### ROWS
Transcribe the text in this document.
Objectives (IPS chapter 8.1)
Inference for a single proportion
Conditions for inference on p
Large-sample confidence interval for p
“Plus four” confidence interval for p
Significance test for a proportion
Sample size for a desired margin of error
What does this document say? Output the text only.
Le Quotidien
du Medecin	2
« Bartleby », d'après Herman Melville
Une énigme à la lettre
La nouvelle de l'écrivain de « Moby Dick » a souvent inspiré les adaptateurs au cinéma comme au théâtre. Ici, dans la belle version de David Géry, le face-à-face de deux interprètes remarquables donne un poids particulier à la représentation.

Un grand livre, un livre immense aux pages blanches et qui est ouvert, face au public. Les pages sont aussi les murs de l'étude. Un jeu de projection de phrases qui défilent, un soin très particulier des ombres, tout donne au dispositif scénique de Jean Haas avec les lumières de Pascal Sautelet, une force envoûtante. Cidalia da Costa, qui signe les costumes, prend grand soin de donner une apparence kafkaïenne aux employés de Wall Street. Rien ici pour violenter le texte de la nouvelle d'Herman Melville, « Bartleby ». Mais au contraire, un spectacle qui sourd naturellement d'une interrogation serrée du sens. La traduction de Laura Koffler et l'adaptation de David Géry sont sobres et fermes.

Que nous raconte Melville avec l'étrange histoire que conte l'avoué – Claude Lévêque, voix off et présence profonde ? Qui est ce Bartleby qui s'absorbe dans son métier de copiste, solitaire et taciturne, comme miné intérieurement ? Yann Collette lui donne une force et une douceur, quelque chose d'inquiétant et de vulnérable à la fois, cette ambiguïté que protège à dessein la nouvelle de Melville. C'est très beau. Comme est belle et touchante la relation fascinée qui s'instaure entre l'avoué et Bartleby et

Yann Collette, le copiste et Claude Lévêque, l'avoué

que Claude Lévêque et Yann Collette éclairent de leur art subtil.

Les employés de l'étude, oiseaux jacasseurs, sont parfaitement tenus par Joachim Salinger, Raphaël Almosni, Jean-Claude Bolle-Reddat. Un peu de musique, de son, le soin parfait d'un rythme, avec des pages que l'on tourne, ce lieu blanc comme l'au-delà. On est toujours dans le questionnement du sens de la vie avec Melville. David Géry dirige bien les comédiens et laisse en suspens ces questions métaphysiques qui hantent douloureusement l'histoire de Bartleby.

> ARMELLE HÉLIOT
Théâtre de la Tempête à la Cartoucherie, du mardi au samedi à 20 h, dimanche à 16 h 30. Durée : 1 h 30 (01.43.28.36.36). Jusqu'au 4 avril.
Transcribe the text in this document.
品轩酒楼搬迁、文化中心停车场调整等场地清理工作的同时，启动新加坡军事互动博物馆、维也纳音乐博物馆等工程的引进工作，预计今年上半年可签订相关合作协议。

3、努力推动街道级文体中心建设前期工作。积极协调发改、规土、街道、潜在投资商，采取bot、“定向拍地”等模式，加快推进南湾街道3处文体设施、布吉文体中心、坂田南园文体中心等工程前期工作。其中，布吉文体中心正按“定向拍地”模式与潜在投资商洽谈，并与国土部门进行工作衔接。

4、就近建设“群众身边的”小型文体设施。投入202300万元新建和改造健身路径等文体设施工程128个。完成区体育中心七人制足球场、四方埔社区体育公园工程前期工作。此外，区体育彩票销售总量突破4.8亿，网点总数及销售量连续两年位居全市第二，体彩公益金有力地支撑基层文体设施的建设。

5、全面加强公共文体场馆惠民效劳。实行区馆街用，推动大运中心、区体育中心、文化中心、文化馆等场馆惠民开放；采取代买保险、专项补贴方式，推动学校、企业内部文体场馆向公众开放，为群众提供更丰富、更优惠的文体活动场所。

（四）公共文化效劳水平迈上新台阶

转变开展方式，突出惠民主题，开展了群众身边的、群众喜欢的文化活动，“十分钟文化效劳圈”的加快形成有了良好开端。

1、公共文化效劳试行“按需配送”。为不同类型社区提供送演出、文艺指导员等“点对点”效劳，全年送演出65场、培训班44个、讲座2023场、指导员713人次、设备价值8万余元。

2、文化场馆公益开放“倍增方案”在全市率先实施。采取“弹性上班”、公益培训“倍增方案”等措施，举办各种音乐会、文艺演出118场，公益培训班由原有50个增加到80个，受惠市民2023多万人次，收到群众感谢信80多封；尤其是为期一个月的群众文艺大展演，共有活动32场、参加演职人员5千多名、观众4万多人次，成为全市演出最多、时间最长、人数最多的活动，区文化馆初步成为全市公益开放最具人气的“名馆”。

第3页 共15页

### TASK GOAL
Pick out the lines containing the string "très".

### RESPONSE TO THE EXERCISE
Un grand livre, un livre immense aux pages blanches et qui est ouvert, face au public. Les pages sont aussi les murs de l'étude. Un jeu de projection de phrases qui défilent, un soin très particulier des ombres, tout donne au dispositif scénique de Jean Haas avec les lumières de Pascal Sautelet, une force envoûtante. Cidalia da Costa, qui signe les costumes, prend grand soin de donner une apparence kafkaïenne aux employés de Wall Street. Rien ici pour violenter le texte de la nouvelle d'Herman Melville, « Bartleby ». Mais au contraire, un spectacle qui sourd naturellement d'une interrogation serrée du sens. La traduction de Laura Koffler et l'adaptation de David Géry sont sobres et fermes.
Que nous raconte Melville avec l'étrange histoire que conte l'avoué – Claude Lévêque, voix off et présence profonde ? Qui est ce Bartleby qui s'absorbe dans son métier de copiste, solitaire et taciturne, comme miné intérieurement ? Yann Collette lui donne une force et une douceur, quelque chose d'inquiétant et de vulnérable à la fois, cette ambiguïté que protège à dessein la nouvelle de Melville. C'est très beau. Comme est belle et touchante la relation fascinée qui s'instaure entre l'avoué et Bartleby et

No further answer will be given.